___ DATA FOR THE TASK ___
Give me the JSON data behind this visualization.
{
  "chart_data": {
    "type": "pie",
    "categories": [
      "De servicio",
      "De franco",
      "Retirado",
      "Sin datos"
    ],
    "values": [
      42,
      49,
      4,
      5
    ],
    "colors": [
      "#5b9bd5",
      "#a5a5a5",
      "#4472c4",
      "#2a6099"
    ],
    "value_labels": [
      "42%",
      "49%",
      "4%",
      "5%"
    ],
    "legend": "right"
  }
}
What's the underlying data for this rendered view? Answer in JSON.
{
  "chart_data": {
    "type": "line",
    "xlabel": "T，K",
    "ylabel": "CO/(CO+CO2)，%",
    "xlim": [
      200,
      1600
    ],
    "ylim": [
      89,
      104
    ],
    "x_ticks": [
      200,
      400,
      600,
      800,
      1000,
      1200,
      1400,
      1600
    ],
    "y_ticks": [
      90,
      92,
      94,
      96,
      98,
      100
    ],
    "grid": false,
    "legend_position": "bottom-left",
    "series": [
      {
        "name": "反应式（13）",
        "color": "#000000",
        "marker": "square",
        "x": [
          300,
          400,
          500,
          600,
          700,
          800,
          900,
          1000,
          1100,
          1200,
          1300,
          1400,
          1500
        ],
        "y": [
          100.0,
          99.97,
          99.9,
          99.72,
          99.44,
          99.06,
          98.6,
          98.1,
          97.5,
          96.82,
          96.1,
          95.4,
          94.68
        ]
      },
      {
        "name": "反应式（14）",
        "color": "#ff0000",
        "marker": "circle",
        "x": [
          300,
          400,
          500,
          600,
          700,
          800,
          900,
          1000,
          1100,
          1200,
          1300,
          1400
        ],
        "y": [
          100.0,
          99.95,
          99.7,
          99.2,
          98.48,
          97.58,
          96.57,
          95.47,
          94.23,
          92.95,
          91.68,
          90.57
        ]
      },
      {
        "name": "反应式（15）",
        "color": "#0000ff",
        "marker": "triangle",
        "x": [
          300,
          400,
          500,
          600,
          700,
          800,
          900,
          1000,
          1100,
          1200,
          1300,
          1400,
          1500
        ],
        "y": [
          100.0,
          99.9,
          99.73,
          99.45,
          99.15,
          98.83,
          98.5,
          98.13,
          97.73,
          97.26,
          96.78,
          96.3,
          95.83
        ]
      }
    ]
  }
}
___
● CHALLENGE: Report the number of lines in the entries above that include the word "marker" and add nothing to it.

● OUTPUT OF THE TASK: 3